[MATERIAL FOR THE TASK]:

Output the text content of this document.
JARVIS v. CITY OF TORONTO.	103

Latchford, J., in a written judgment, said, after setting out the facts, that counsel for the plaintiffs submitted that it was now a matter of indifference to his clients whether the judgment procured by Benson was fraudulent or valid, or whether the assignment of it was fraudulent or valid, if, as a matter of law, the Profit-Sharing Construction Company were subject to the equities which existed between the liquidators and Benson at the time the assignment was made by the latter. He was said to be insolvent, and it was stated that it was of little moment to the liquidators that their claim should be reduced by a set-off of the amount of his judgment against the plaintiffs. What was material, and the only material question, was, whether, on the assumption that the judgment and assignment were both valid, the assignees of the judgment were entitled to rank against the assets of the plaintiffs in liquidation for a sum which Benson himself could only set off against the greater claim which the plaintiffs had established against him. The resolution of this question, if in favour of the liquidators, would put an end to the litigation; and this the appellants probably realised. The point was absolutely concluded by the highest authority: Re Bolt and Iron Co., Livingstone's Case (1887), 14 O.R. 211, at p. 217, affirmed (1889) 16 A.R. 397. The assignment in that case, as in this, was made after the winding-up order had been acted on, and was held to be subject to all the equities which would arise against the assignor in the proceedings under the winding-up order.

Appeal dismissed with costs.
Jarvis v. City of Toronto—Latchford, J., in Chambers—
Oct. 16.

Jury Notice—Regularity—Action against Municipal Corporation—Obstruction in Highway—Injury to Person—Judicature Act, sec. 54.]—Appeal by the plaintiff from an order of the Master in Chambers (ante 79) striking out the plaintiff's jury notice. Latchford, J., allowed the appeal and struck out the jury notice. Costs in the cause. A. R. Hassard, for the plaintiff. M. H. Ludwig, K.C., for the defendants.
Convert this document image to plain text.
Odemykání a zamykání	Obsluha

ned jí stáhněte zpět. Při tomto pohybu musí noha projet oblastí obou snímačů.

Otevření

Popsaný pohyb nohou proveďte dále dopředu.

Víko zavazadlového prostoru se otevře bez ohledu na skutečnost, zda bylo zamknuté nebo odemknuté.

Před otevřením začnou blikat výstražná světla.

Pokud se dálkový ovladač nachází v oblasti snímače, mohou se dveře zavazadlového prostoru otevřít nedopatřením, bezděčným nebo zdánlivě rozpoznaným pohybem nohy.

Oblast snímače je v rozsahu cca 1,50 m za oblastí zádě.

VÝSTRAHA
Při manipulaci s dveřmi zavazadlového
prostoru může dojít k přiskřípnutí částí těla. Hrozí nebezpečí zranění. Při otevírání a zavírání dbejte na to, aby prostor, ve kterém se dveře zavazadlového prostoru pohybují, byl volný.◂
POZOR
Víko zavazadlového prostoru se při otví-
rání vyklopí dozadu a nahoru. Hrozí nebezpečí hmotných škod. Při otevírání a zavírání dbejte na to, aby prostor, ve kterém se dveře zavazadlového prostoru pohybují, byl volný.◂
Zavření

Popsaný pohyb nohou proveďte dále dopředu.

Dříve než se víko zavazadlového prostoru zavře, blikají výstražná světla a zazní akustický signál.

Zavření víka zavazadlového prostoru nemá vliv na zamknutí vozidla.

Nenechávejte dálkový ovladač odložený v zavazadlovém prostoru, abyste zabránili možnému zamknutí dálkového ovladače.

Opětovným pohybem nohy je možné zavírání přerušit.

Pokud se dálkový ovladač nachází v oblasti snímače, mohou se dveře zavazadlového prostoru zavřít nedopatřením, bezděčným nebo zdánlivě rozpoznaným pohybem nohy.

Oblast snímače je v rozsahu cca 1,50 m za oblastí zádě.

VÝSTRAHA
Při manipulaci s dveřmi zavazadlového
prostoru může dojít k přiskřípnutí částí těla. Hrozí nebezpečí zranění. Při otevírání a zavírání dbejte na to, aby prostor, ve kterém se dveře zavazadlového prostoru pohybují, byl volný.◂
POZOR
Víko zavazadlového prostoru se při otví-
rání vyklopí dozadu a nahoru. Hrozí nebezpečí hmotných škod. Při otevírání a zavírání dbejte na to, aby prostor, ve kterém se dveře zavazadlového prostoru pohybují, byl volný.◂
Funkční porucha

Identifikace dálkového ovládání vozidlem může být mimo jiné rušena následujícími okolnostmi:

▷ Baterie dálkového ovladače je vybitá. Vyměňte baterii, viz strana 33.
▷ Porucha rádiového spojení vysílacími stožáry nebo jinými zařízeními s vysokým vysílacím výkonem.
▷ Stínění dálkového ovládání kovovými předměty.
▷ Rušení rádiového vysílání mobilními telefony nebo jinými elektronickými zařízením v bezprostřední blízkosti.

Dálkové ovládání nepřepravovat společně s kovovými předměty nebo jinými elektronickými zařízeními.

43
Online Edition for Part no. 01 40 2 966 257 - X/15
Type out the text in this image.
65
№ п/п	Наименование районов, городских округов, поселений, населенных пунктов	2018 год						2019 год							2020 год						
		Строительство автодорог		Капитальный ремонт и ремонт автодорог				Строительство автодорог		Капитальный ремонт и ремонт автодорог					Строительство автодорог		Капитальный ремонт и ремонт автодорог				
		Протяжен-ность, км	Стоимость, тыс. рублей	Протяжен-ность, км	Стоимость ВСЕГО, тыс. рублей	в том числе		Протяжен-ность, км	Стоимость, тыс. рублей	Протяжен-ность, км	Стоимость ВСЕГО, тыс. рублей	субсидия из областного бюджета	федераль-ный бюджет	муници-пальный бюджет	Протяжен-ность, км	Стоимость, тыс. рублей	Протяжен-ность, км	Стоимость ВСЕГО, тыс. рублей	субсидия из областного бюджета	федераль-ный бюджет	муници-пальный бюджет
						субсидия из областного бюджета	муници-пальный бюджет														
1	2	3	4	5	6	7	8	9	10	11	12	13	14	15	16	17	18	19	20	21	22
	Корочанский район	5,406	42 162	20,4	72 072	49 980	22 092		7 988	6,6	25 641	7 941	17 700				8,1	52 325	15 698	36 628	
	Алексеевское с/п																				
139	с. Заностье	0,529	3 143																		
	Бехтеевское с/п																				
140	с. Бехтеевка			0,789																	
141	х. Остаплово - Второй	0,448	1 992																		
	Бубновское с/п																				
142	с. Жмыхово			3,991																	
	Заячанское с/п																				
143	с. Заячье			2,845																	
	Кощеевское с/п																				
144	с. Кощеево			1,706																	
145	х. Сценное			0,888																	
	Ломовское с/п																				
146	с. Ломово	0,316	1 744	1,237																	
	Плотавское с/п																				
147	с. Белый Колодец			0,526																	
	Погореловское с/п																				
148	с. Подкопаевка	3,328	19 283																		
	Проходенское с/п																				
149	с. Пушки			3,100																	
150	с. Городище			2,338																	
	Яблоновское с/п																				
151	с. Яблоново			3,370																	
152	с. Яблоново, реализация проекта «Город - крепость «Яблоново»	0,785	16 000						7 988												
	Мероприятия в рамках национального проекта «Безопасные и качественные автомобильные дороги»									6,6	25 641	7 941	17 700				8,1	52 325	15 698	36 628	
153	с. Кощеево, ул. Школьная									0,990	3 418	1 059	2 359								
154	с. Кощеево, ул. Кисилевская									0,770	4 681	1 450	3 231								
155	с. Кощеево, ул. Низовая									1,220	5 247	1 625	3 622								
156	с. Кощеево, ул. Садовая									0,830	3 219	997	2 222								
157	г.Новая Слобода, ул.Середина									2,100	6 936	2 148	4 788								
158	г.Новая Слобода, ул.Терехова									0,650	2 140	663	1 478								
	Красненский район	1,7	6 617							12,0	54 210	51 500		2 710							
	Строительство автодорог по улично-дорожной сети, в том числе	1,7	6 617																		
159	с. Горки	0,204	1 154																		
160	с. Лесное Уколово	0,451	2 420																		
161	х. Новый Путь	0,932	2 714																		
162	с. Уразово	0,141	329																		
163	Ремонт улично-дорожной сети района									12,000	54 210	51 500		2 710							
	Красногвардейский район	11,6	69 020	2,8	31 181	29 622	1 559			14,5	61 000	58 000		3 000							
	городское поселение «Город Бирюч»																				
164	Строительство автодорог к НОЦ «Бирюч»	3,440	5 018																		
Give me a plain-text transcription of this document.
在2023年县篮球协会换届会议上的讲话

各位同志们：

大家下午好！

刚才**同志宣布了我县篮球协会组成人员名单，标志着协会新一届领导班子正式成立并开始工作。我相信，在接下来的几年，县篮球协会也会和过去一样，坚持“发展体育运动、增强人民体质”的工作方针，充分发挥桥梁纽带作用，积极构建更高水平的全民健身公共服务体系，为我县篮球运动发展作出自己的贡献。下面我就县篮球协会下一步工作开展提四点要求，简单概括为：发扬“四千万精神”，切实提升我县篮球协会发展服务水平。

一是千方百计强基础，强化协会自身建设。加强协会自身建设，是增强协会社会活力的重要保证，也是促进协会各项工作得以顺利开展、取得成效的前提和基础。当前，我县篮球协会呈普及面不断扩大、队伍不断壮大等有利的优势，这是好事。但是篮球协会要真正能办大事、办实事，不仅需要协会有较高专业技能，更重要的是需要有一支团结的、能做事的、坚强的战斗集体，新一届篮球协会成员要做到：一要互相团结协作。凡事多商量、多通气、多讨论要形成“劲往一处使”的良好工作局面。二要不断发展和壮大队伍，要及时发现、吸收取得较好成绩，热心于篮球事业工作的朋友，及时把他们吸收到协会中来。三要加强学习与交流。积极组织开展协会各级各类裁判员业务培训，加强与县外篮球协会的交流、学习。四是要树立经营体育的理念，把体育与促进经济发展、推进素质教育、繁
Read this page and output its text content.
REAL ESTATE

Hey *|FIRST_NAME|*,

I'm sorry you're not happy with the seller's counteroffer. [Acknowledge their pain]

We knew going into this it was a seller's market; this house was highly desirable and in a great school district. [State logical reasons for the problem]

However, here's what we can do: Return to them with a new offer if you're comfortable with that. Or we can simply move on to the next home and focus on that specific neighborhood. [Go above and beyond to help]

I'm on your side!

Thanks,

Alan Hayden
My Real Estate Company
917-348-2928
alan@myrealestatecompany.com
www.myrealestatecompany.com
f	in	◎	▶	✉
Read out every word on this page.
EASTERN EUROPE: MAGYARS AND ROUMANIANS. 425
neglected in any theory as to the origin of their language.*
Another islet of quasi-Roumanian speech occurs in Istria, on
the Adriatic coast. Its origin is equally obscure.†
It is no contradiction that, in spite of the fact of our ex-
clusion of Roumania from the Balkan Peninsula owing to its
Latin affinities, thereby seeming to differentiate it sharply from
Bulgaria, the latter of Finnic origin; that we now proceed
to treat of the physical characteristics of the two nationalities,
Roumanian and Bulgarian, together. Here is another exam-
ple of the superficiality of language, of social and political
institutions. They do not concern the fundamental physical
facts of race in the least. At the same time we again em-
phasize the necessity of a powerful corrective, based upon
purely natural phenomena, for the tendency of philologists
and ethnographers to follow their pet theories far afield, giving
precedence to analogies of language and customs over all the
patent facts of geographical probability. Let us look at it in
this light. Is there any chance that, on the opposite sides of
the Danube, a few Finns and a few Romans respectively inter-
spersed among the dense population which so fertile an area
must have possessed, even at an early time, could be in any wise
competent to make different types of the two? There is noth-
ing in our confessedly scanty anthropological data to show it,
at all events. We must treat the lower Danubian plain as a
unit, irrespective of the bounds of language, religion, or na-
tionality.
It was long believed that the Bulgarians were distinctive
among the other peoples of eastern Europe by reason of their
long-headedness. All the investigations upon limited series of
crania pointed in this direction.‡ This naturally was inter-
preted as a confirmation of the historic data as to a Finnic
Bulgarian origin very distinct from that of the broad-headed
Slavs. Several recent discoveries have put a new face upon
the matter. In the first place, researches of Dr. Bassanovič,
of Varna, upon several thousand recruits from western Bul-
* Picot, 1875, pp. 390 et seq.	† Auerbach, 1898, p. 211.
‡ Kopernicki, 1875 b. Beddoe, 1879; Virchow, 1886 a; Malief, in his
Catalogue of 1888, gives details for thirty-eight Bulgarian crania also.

[REQUIREMENT]:
How many lines in these records hold the string "Read"? Reply with the number alone.

[TASK OUTPUT]:
2